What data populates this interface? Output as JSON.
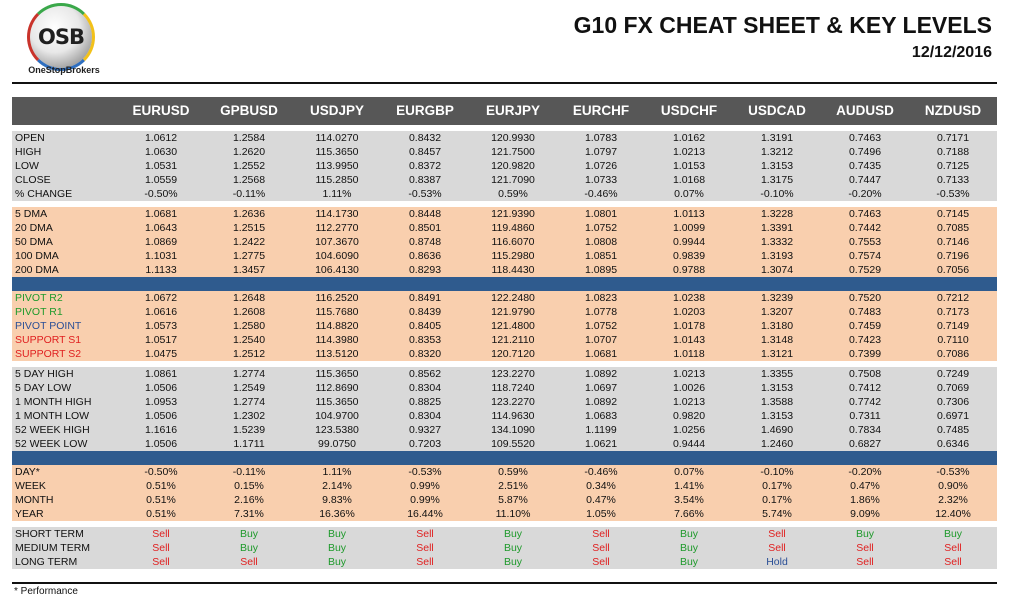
{
  "header": {
    "logo_text": "OSB",
    "logo_subtext": "OneStopBrokers",
    "title": "G10 FX CHEAT SHEET & KEY LEVELS",
    "date": "12/12/2016"
  },
  "columns": [
    "EURUSD",
    "GPBUSD",
    "USDJPY",
    "EURGBP",
    "EURJPY",
    "EURCHF",
    "USDCHF",
    "USDCAD",
    "AUDUSD",
    "NZDUSD"
  ],
  "sections": [
    {
      "style": "gray",
      "rows": [
        {
          "label": "OPEN",
          "values": [
            "1.0612",
            "1.2584",
            "114.0270",
            "0.8432",
            "120.9930",
            "1.0783",
            "1.0162",
            "1.3191",
            "0.7463",
            "0.7171"
          ]
        },
        {
          "label": "HIGH",
          "values": [
            "1.0630",
            "1.2620",
            "115.3650",
            "0.8457",
            "121.7500",
            "1.0797",
            "1.0213",
            "1.3212",
            "0.7496",
            "0.7188"
          ]
        },
        {
          "label": "LOW",
          "values": [
            "1.0531",
            "1.2552",
            "113.9950",
            "0.8372",
            "120.9820",
            "1.0726",
            "1.0153",
            "1.3153",
            "0.7435",
            "0.7125"
          ]
        },
        {
          "label": "CLOSE",
          "values": [
            "1.0559",
            "1.2568",
            "115.2850",
            "0.8387",
            "121.7090",
            "1.0733",
            "1.0168",
            "1.3175",
            "0.7447",
            "0.7133"
          ]
        },
        {
          "label": "% CHANGE",
          "values": [
            "-0.50%",
            "-0.11%",
            "1.11%",
            "-0.53%",
            "0.59%",
            "-0.46%",
            "0.07%",
            "-0.10%",
            "-0.20%",
            "-0.53%"
          ]
        }
      ]
    },
    {
      "style": "peach",
      "rows": [
        {
          "label": "5 DMA",
          "values": [
            "1.0681",
            "1.2636",
            "114.1730",
            "0.8448",
            "121.9390",
            "1.0801",
            "1.0113",
            "1.3228",
            "0.7463",
            "0.7145"
          ]
        },
        {
          "label": "20 DMA",
          "values": [
            "1.0643",
            "1.2515",
            "112.2770",
            "0.8501",
            "119.4860",
            "1.0752",
            "1.0099",
            "1.3391",
            "0.7442",
            "0.7085"
          ]
        },
        {
          "label": "50 DMA",
          "values": [
            "1.0869",
            "1.2422",
            "107.3670",
            "0.8748",
            "116.6070",
            "1.0808",
            "0.9944",
            "1.3332",
            "0.7553",
            "0.7146"
          ]
        },
        {
          "label": "100 DMA",
          "values": [
            "1.1031",
            "1.2775",
            "104.6090",
            "0.8636",
            "115.2980",
            "1.0851",
            "0.9839",
            "1.3193",
            "0.7574",
            "0.7196"
          ]
        },
        {
          "label": "200 DMA",
          "values": [
            "1.1133",
            "1.3457",
            "106.4130",
            "0.8293",
            "118.4430",
            "1.0895",
            "0.9788",
            "1.3074",
            "0.7529",
            "0.7056"
          ]
        }
      ]
    },
    {
      "style": "peach",
      "rows": [
        {
          "label": "PIVOT R2",
          "label_color": "green",
          "values": [
            "1.0672",
            "1.2648",
            "116.2520",
            "0.8491",
            "122.2480",
            "1.0823",
            "1.0238",
            "1.3239",
            "0.7520",
            "0.7212"
          ]
        },
        {
          "label": "PIVOT R1",
          "label_color": "green",
          "values": [
            "1.0616",
            "1.2608",
            "115.7680",
            "0.8439",
            "121.9790",
            "1.0778",
            "1.0203",
            "1.3207",
            "0.7483",
            "0.7173"
          ]
        },
        {
          "label": "PIVOT POINT",
          "label_color": "blue",
          "values": [
            "1.0573",
            "1.2580",
            "114.8820",
            "0.8405",
            "121.4800",
            "1.0752",
            "1.0178",
            "1.3180",
            "0.7459",
            "0.7149"
          ]
        },
        {
          "label": "SUPPORT S1",
          "label_color": "red",
          "values": [
            "1.0517",
            "1.2540",
            "114.3980",
            "0.8353",
            "121.2110",
            "1.0707",
            "1.0143",
            "1.3148",
            "0.7423",
            "0.7110"
          ]
        },
        {
          "label": "SUPPORT S2",
          "label_color": "red",
          "values": [
            "1.0475",
            "1.2512",
            "113.5120",
            "0.8320",
            "120.7120",
            "1.0681",
            "1.0118",
            "1.3121",
            "0.7399",
            "0.7086"
          ]
        }
      ]
    },
    {
      "style": "gray",
      "rows": [
        {
          "label": "5 DAY HIGH",
          "values": [
            "1.0861",
            "1.2774",
            "115.3650",
            "0.8562",
            "123.2270",
            "1.0892",
            "1.0213",
            "1.3355",
            "0.7508",
            "0.7249"
          ]
        },
        {
          "label": "5 DAY LOW",
          "values": [
            "1.0506",
            "1.2549",
            "112.8690",
            "0.8304",
            "118.7240",
            "1.0697",
            "1.0026",
            "1.3153",
            "0.7412",
            "0.7069"
          ]
        },
        {
          "label": "1 MONTH HIGH",
          "values": [
            "1.0953",
            "1.2774",
            "115.3650",
            "0.8825",
            "123.2270",
            "1.0892",
            "1.0213",
            "1.3588",
            "0.7742",
            "0.7306"
          ]
        },
        {
          "label": "1 MONTH LOW",
          "values": [
            "1.0506",
            "1.2302",
            "104.9700",
            "0.8304",
            "114.9630",
            "1.0683",
            "0.9820",
            "1.3153",
            "0.7311",
            "0.6971"
          ]
        },
        {
          "label": "52 WEEK HIGH",
          "values": [
            "1.1616",
            "1.5239",
            "123.5380",
            "0.9327",
            "134.1090",
            "1.1199",
            "1.0256",
            "1.4690",
            "0.7834",
            "0.7485"
          ]
        },
        {
          "label": "52 WEEK LOW",
          "values": [
            "1.0506",
            "1.1711",
            "99.0750",
            "0.7203",
            "109.5520",
            "1.0621",
            "0.9444",
            "1.2460",
            "0.6827",
            "0.6346"
          ]
        }
      ]
    },
    {
      "style": "peach",
      "rows": [
        {
          "label": "DAY*",
          "values": [
            "-0.50%",
            "-0.11%",
            "1.11%",
            "-0.53%",
            "0.59%",
            "-0.46%",
            "0.07%",
            "-0.10%",
            "-0.20%",
            "-0.53%"
          ]
        },
        {
          "label": "WEEK",
          "values": [
            "0.51%",
            "0.15%",
            "2.14%",
            "0.99%",
            "2.51%",
            "0.34%",
            "1.41%",
            "0.17%",
            "0.47%",
            "0.90%"
          ]
        },
        {
          "label": "MONTH",
          "values": [
            "0.51%",
            "2.16%",
            "9.83%",
            "0.99%",
            "5.87%",
            "0.47%",
            "3.54%",
            "0.17%",
            "1.86%",
            "2.32%"
          ]
        },
        {
          "label": "YEAR",
          "values": [
            "0.51%",
            "7.31%",
            "16.36%",
            "16.44%",
            "11.10%",
            "1.05%",
            "7.66%",
            "5.74%",
            "9.09%",
            "12.40%"
          ]
        }
      ]
    },
    {
      "style": "gray",
      "signals": true,
      "rows": [
        {
          "label": "SHORT TERM",
          "values": [
            "Sell",
            "Buy",
            "Buy",
            "Sell",
            "Buy",
            "Sell",
            "Buy",
            "Sell",
            "Buy",
            "Buy"
          ]
        },
        {
          "label": "MEDIUM TERM",
          "values": [
            "Sell",
            "Buy",
            "Buy",
            "Sell",
            "Buy",
            "Sell",
            "Buy",
            "Sell",
            "Sell",
            "Sell"
          ]
        },
        {
          "label": "LONG TERM",
          "values": [
            "Sell",
            "Sell",
            "Buy",
            "Sell",
            "Buy",
            "Sell",
            "Buy",
            "Hold",
            "Sell",
            "Sell"
          ]
        }
      ]
    }
  ],
  "separators": [
    "white",
    "white",
    "blue",
    "white",
    "blue",
    "white"
  ],
  "signal_colors": {
    "Buy": "#1f9a2c",
    "Sell": "#e02020",
    "Hold": "#2a4f96"
  },
  "label_colors": {
    "green": "#1f9a2c",
    "red": "#e02020",
    "blue": "#2a4f96"
  },
  "footnote": "* Performance"
}
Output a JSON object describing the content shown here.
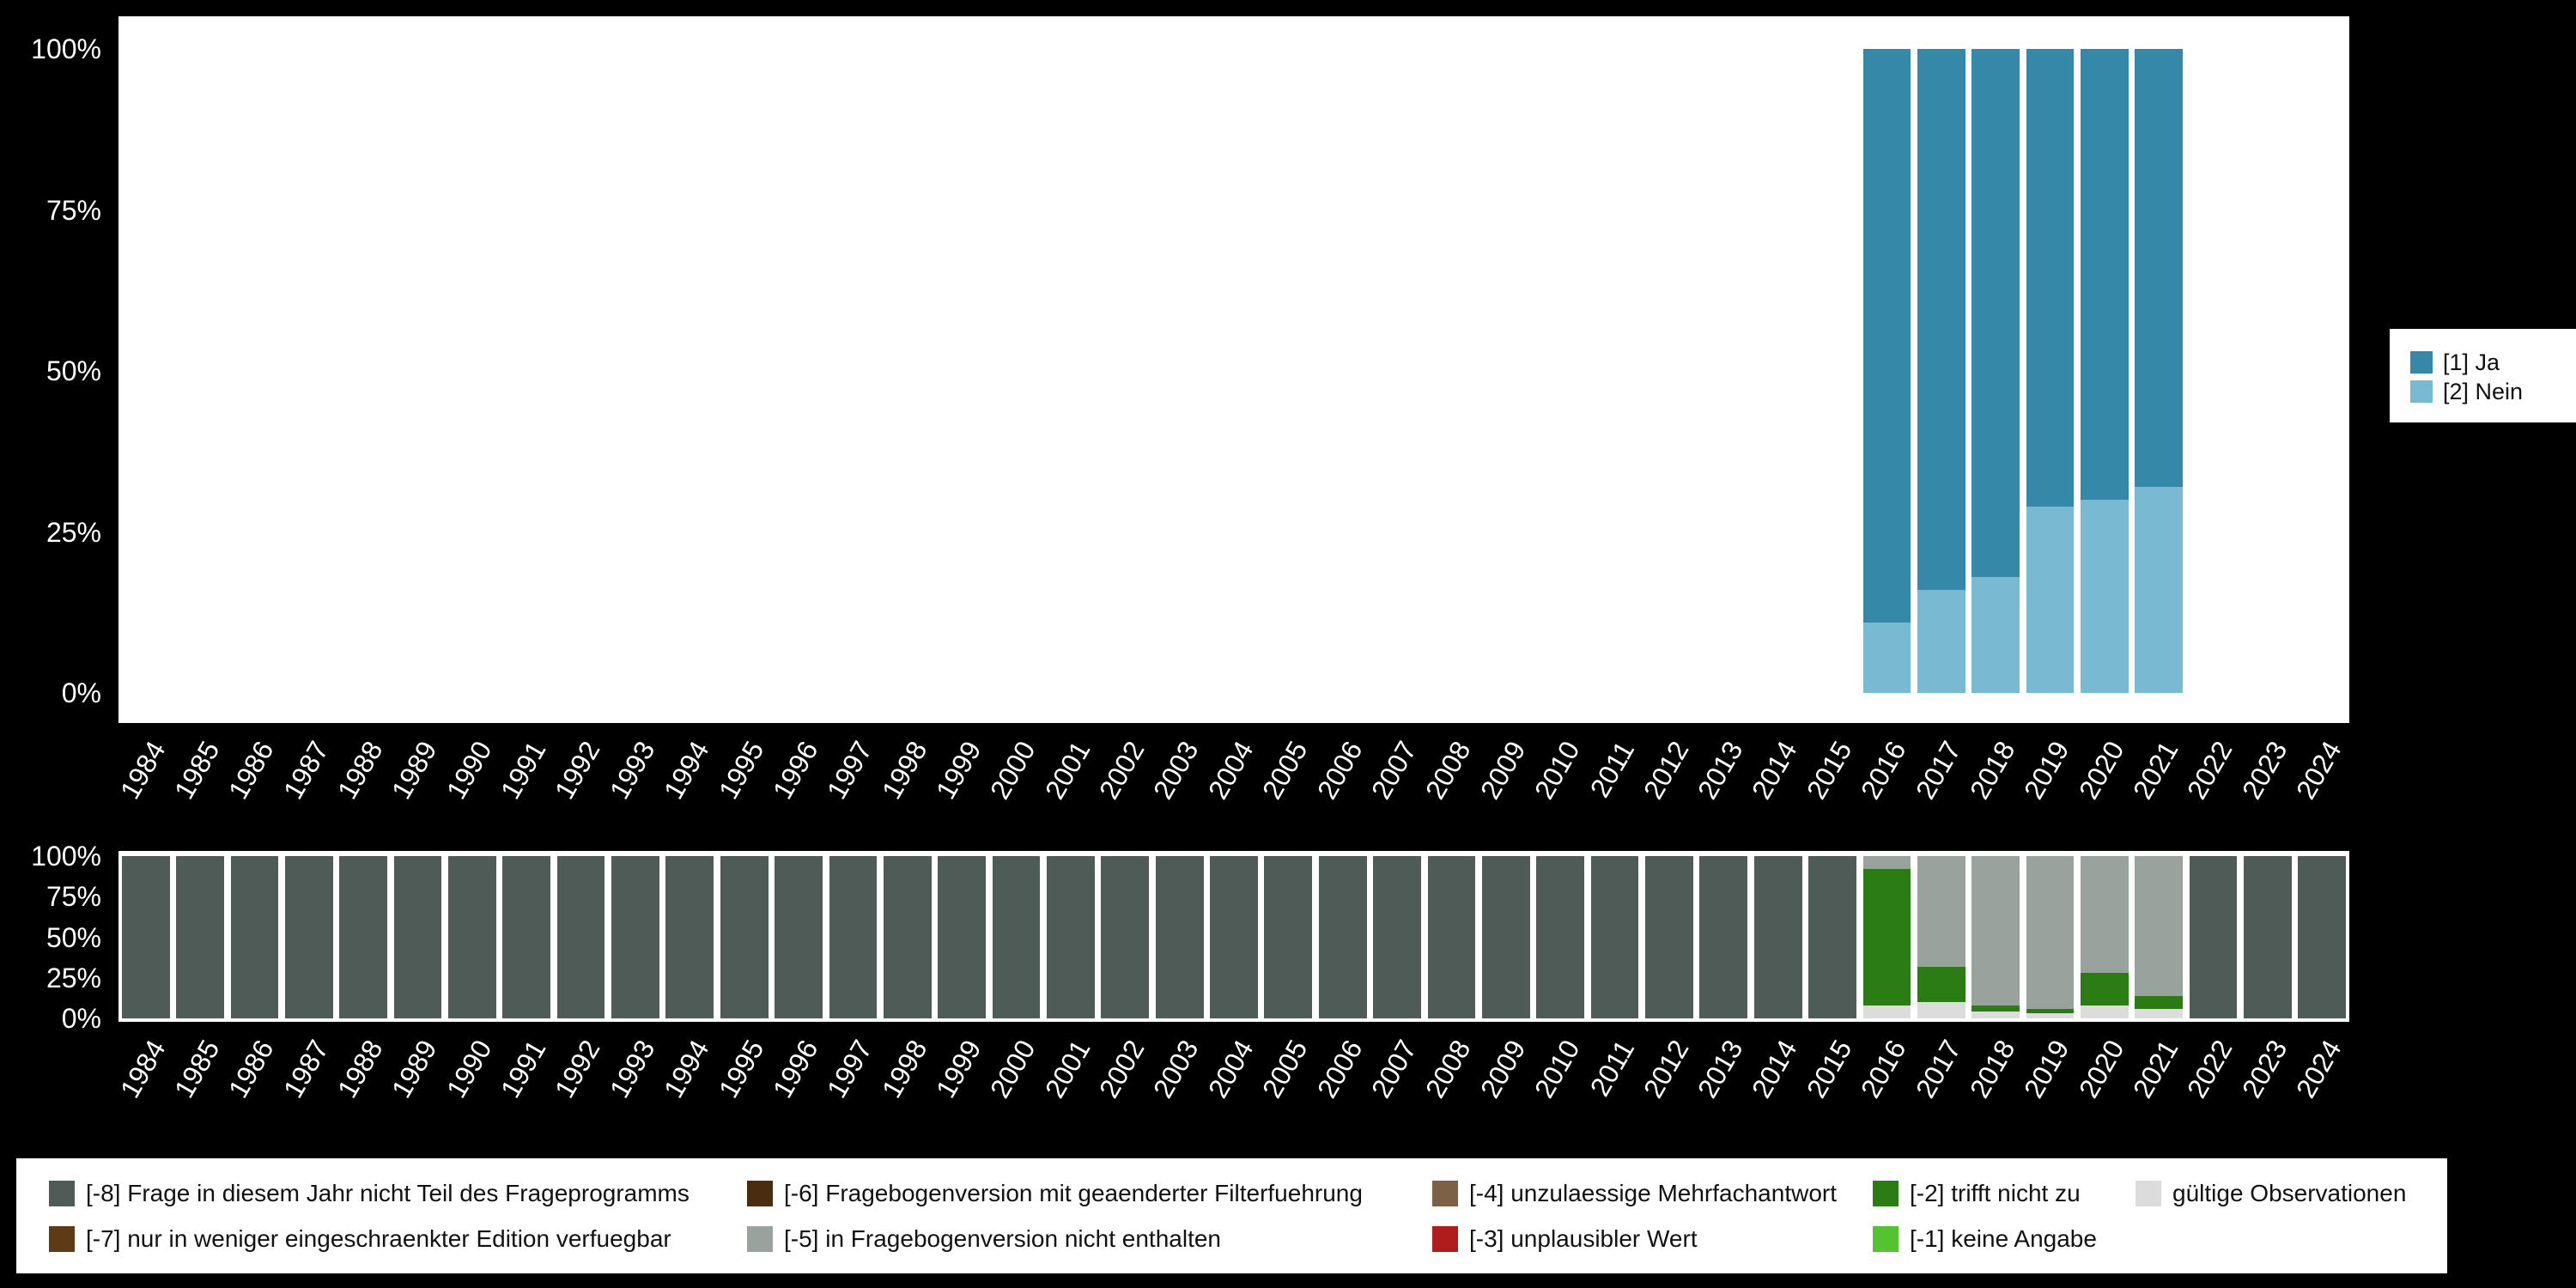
{
  "colors": {
    "background": "#000000",
    "panel": "#ffffff",
    "axis_text": "#ffffff",
    "legend_text": "#111111",
    "ja": "#3688a9",
    "nein": "#79b9d1",
    "neg8": "#4e5b57",
    "neg7": "#5e3a17",
    "neg6": "#4a2d0e",
    "neg5": "#99a29d",
    "neg4": "#7c6147",
    "neg3": "#b01c1c",
    "neg2": "#2c7c16",
    "neg1": "#54c32f",
    "valid": "#dcdcdc"
  },
  "top_legend": {
    "items": [
      {
        "label": "[1] Ja",
        "color": "#3688a9"
      },
      {
        "label": "[2] Nein",
        "color": "#79b9d1"
      }
    ]
  },
  "bottom_legend": {
    "items": [
      {
        "label": "[-8] Frage in diesem Jahr nicht Teil des Frageprogramms",
        "color": "#4e5b57"
      },
      {
        "label": "[-6] Fragebogenversion mit geaenderter Filterfuehrung",
        "color": "#4a2d0e"
      },
      {
        "label": "[-4] unzulaessige Mehrfachantwort",
        "color": "#7c6147"
      },
      {
        "label": "[-2] trifft nicht zu",
        "color": "#2c7c16"
      },
      {
        "label": "gültige Observationen",
        "color": "#dcdcdc"
      },
      {
        "label": "[-7] nur in weniger eingeschraenkter Edition verfuegbar",
        "color": "#5e3a17"
      },
      {
        "label": "[-5] in Fragebogenversion nicht enthalten",
        "color": "#99a29d"
      },
      {
        "label": "[-3] unplausibler Wert",
        "color": "#b01c1c"
      },
      {
        "label": "[-1] keine Angabe",
        "color": "#54c32f"
      }
    ]
  },
  "chart_data": [
    {
      "id": "answer-distribution",
      "type": "bar",
      "stacked": true,
      "orientation": "vertical",
      "categories": [
        "1984",
        "1985",
        "1986",
        "1987",
        "1988",
        "1989",
        "1990",
        "1991",
        "1992",
        "1993",
        "1994",
        "1995",
        "1996",
        "1997",
        "1998",
        "1999",
        "2000",
        "2001",
        "2002",
        "2003",
        "2004",
        "2005",
        "2006",
        "2007",
        "2008",
        "2009",
        "2010",
        "2011",
        "2012",
        "2013",
        "2014",
        "2015",
        "2016",
        "2017",
        "2018",
        "2019",
        "2020",
        "2021",
        "2022",
        "2023",
        "2024"
      ],
      "ylim": [
        0,
        100
      ],
      "yticks": [
        0,
        25,
        50,
        75,
        100
      ],
      "ytick_labels": [
        "0%",
        "25%",
        "50%",
        "75%",
        "100%"
      ],
      "legend_position": "right",
      "legend_labels": [
        "[1] Ja",
        "[2] Nein"
      ],
      "series": [
        {
          "name": "[2] Nein",
          "color": "#79b9d1",
          "values_by_year": {
            "2016": 11,
            "2017": 16,
            "2018": 18,
            "2019": 29,
            "2020": 30,
            "2021": 32
          }
        },
        {
          "name": "[1] Ja",
          "color": "#3688a9",
          "values_by_year": {
            "2016": 89,
            "2017": 84,
            "2018": 82,
            "2019": 71,
            "2020": 70,
            "2021": 68
          }
        }
      ]
    },
    {
      "id": "missing-values-distribution",
      "type": "bar",
      "stacked": true,
      "orientation": "vertical",
      "categories": [
        "1984",
        "1985",
        "1986",
        "1987",
        "1988",
        "1989",
        "1990",
        "1991",
        "1992",
        "1993",
        "1994",
        "1995",
        "1996",
        "1997",
        "1998",
        "1999",
        "2000",
        "2001",
        "2002",
        "2003",
        "2004",
        "2005",
        "2006",
        "2007",
        "2008",
        "2009",
        "2010",
        "2011",
        "2012",
        "2013",
        "2014",
        "2015",
        "2016",
        "2017",
        "2018",
        "2019",
        "2020",
        "2021",
        "2022",
        "2023",
        "2024"
      ],
      "ylim": [
        0,
        100
      ],
      "yticks": [
        0,
        25,
        50,
        75,
        100
      ],
      "ytick_labels": [
        "0%",
        "25%",
        "50%",
        "75%",
        "100%"
      ],
      "legend_position": "bottom",
      "series": [
        {
          "name": "gültige Observationen",
          "color": "#dcdcdc",
          "values_by_year": {
            "2016": 8,
            "2017": 10,
            "2018": 4,
            "2019": 3,
            "2020": 8,
            "2021": 6
          }
        },
        {
          "name": "[-2] trifft nicht zu",
          "color": "#2c7c16",
          "values_by_year": {
            "2016": 84,
            "2017": 22,
            "2018": 4,
            "2019": 3,
            "2020": 20,
            "2021": 8
          }
        },
        {
          "name": "[-5] in Fragebogenversion nicht enthalten",
          "color": "#99a29d",
          "values_by_year": {
            "2016": 8,
            "2017": 68,
            "2018": 92,
            "2019": 94,
            "2020": 72,
            "2021": 86
          }
        },
        {
          "name": "[-8] Frage in diesem Jahr nicht Teil des Frageprogramms",
          "color": "#4e5b57",
          "values_by_year": {
            "1984": 100,
            "1985": 100,
            "1986": 100,
            "1987": 100,
            "1988": 100,
            "1989": 100,
            "1990": 100,
            "1991": 100,
            "1992": 100,
            "1993": 100,
            "1994": 100,
            "1995": 100,
            "1996": 100,
            "1997": 100,
            "1998": 100,
            "1999": 100,
            "2000": 100,
            "2001": 100,
            "2002": 100,
            "2003": 100,
            "2004": 100,
            "2005": 100,
            "2006": 100,
            "2007": 100,
            "2008": 100,
            "2009": 100,
            "2010": 100,
            "2011": 100,
            "2012": 100,
            "2013": 100,
            "2014": 100,
            "2015": 100,
            "2022": 100,
            "2023": 100,
            "2024": 100
          }
        }
      ]
    }
  ]
}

■ **Stated exercise**: Look for lines containing the string "HIGH" and copy them all.

■ **The result**:
          "label": "HIGH",
          "label": "5 DAY HIGH",
          "label": "1 MONTH HIGH",
          "label": "52 WEEK HIGH",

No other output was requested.